What is needed —
Find and copy every line in the records that includes the string "main".

Record set —
═══

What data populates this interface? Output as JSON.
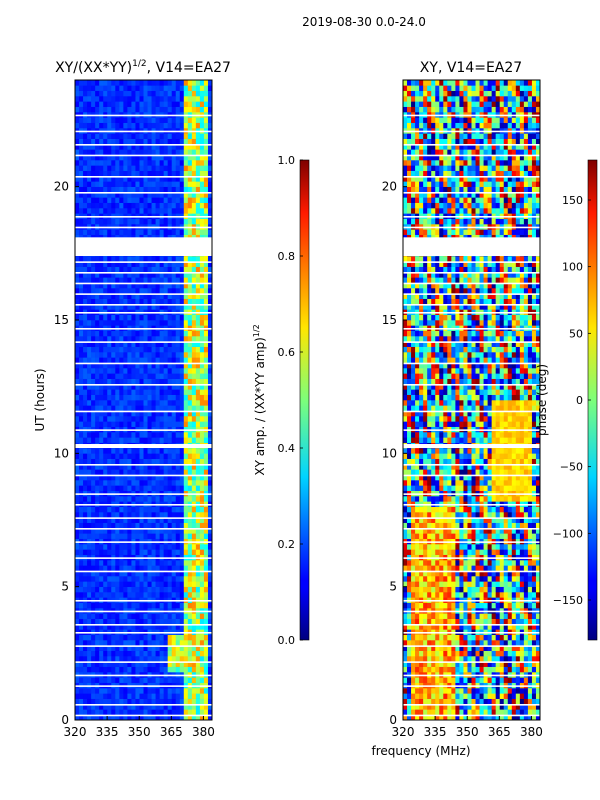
{
  "figure_title": "2019-08-30 0.0-24.0",
  "chart_data": [
    {
      "type": "heatmap",
      "title": "XY/(XX*YY)^(1/2), V14=EA27",
      "title_parts": {
        "main": "XY/(XX*YY)",
        "sup": "1/2",
        "tail": ", V14=EA27"
      },
      "xlabel": "",
      "ylabel": "UT (hours)",
      "xlim": [
        320,
        384
      ],
      "ylim": [
        0,
        24
      ],
      "x_ticks": [
        320,
        335,
        350,
        365,
        380
      ],
      "y_ticks": [
        0,
        5,
        10,
        15,
        20
      ],
      "colorbar": {
        "label": "XY amp. / (XX*YY amp)",
        "label_sup": "1/2",
        "range": [
          0.0,
          1.0
        ],
        "ticks": [
          "0.0",
          "0.2",
          "0.4",
          "0.6",
          "0.8",
          "1.0"
        ],
        "tick_values": [
          0.0,
          0.2,
          0.4,
          0.6,
          0.8,
          1.0
        ]
      },
      "blank_rows_hours": [
        [
          17.4,
          18.1
        ],
        [
          10.2,
          10.35
        ]
      ]
    },
    {
      "type": "heatmap",
      "title": "XY, V14=EA27",
      "xlabel": "frequency (MHz)",
      "ylabel": "",
      "xlim": [
        320,
        384
      ],
      "ylim": [
        0,
        24
      ],
      "x_ticks": [
        320,
        335,
        350,
        365,
        380
      ],
      "y_ticks": [
        0,
        5,
        10,
        15,
        20
      ],
      "colorbar": {
        "label": "phase (deg)",
        "range": [
          -180,
          180
        ],
        "ticks": [
          "150",
          "100",
          "50",
          "0",
          "−50",
          "−100",
          "−150"
        ],
        "tick_values": [
          150,
          100,
          50,
          0,
          -50,
          -100,
          -150
        ]
      },
      "blank_rows_hours": [
        [
          17.4,
          18.1
        ],
        [
          10.2,
          10.35
        ]
      ]
    }
  ]
}
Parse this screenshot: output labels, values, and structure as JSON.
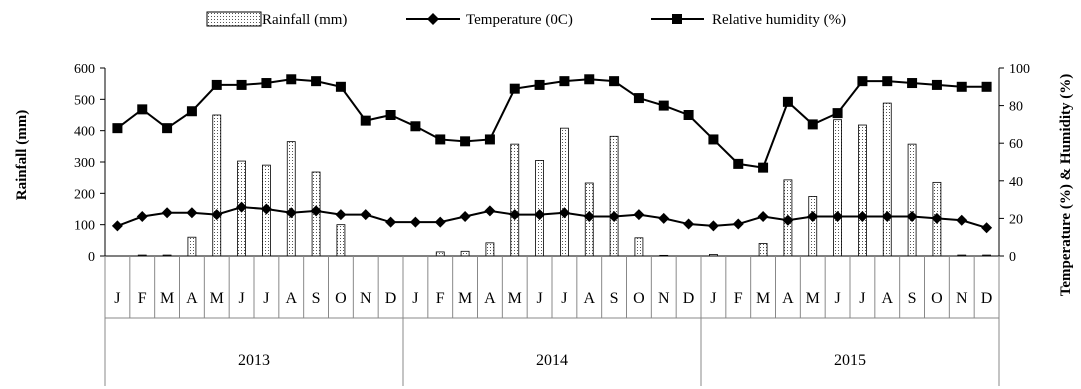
{
  "chart_data": {
    "type": "bar",
    "title": "",
    "legend": {
      "position": "top",
      "items": [
        "Rainfall (mm)",
        "Temperature (0C)",
        "Relative humidity (%)"
      ]
    },
    "categories": [
      "J",
      "F",
      "M",
      "A",
      "M",
      "J",
      "J",
      "A",
      "S",
      "O",
      "N",
      "D",
      "J",
      "F",
      "M",
      "A",
      "M",
      "J",
      "J",
      "A",
      "S",
      "O",
      "N",
      "D",
      "J",
      "F",
      "M",
      "A",
      "M",
      "J",
      "J",
      "A",
      "S",
      "O",
      "N",
      "D"
    ],
    "years": [
      "2013",
      "2014",
      "2015"
    ],
    "ylabel": "Rainfall (mm)",
    "y2label": "Temperature (%) & Humidity (%)",
    "ylim": [
      0,
      600
    ],
    "yticks": [
      0,
      100,
      200,
      300,
      400,
      500,
      600
    ],
    "y2lim": [
      0,
      100
    ],
    "y2ticks": [
      0,
      20,
      40,
      60,
      80,
      100
    ],
    "grid": false,
    "series": [
      {
        "name": "Rainfall (mm)",
        "type": "bar",
        "axis": "left",
        "values": [
          0,
          3,
          3,
          60,
          450,
          303,
          290,
          365,
          268,
          100,
          0,
          0,
          0,
          13,
          15,
          42,
          357,
          305,
          408,
          233,
          382,
          58,
          2,
          0,
          5,
          0,
          40,
          243,
          190,
          435,
          418,
          488,
          357,
          235,
          3,
          3
        ]
      },
      {
        "name": "Temperature (0C)",
        "type": "line",
        "axis": "right",
        "marker": "diamond",
        "values": [
          16,
          21,
          23,
          23,
          22,
          26,
          25,
          23,
          24,
          22,
          22,
          18,
          18,
          18,
          21,
          24,
          22,
          22,
          23,
          21,
          21,
          22,
          20,
          17,
          16,
          17,
          21,
          19,
          21,
          21,
          21,
          21,
          21,
          20,
          19,
          15
        ]
      },
      {
        "name": "Relative humidity (%)",
        "type": "line",
        "axis": "right",
        "marker": "square",
        "values": [
          68,
          78,
          68,
          77,
          91,
          91,
          92,
          94,
          93,
          90,
          72,
          75,
          69,
          62,
          61,
          62,
          89,
          91,
          93,
          94,
          93,
          84,
          80,
          75,
          62,
          49,
          47,
          82,
          70,
          76,
          93,
          93,
          92,
          91,
          90,
          90
        ]
      }
    ]
  }
}
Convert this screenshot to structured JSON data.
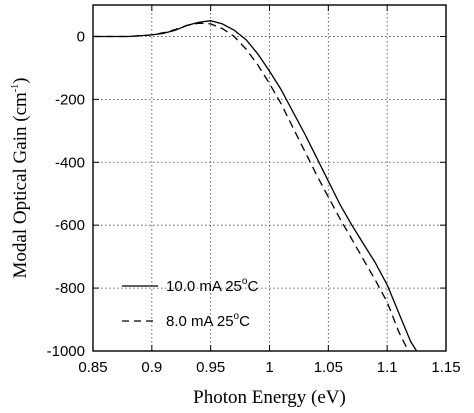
{
  "chart_data": {
    "type": "line",
    "title": "",
    "xlabel": "Photon Energy (eV)",
    "ylabel": {
      "main": "Modal Optical Gain (cm",
      "sup": "-1",
      "close": ")"
    },
    "xlim": [
      0.85,
      1.15
    ],
    "ylim": [
      -1000,
      100
    ],
    "xticks": [
      0.85,
      0.9,
      0.95,
      1,
      1.05,
      1.1,
      1.15
    ],
    "xtick_labels": [
      "0.85",
      "0.9",
      "0.95",
      "1",
      "1.05",
      "1.1",
      "1.15"
    ],
    "yticks": [
      -1000,
      -800,
      -600,
      -400,
      -200,
      0
    ],
    "ytick_labels": [
      "-1000",
      "-800",
      "-600",
      "-400",
      "-200",
      "0"
    ],
    "grid": true,
    "legend_position": "bottom-left",
    "series": [
      {
        "name": "10.0 mA 25°C",
        "legend_parts": {
          "text": "10.0 mA 25",
          "sup": "o",
          "unit": "C"
        },
        "style": "solid",
        "color": "#000000",
        "x": [
          0.85,
          0.88,
          0.9,
          0.91,
          0.92,
          0.93,
          0.94,
          0.95,
          0.96,
          0.97,
          0.98,
          0.99,
          1.0,
          1.01,
          1.02,
          1.03,
          1.04,
          1.05,
          1.06,
          1.07,
          1.08,
          1.09,
          1.1,
          1.11,
          1.12,
          1.125
        ],
        "y": [
          0,
          0,
          5,
          10,
          20,
          35,
          45,
          50,
          40,
          20,
          -10,
          -55,
          -110,
          -170,
          -240,
          -310,
          -385,
          -460,
          -535,
          -600,
          -660,
          -720,
          -790,
          -880,
          -970,
          -1000
        ]
      },
      {
        "name": "8.0 mA 25°C",
        "legend_parts": {
          "text": "8.0 mA  25",
          "sup": "o",
          "unit": "C"
        },
        "style": "dashed",
        "color": "#000000",
        "x": [
          0.85,
          0.88,
          0.9,
          0.91,
          0.92,
          0.93,
          0.94,
          0.95,
          0.96,
          0.97,
          0.98,
          0.99,
          1.0,
          1.01,
          1.02,
          1.03,
          1.04,
          1.05,
          1.06,
          1.07,
          1.08,
          1.09,
          1.1,
          1.11,
          1.118
        ],
        "y": [
          0,
          0,
          5,
          12,
          22,
          35,
          42,
          40,
          25,
          0,
          -40,
          -90,
          -150,
          -215,
          -290,
          -365,
          -440,
          -510,
          -580,
          -645,
          -710,
          -775,
          -845,
          -940,
          -1000
        ]
      }
    ]
  }
}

═══

Reply to the task —
        "main": "XY/(XX*YY)",
      "main": "Modal Optical Gain (cm",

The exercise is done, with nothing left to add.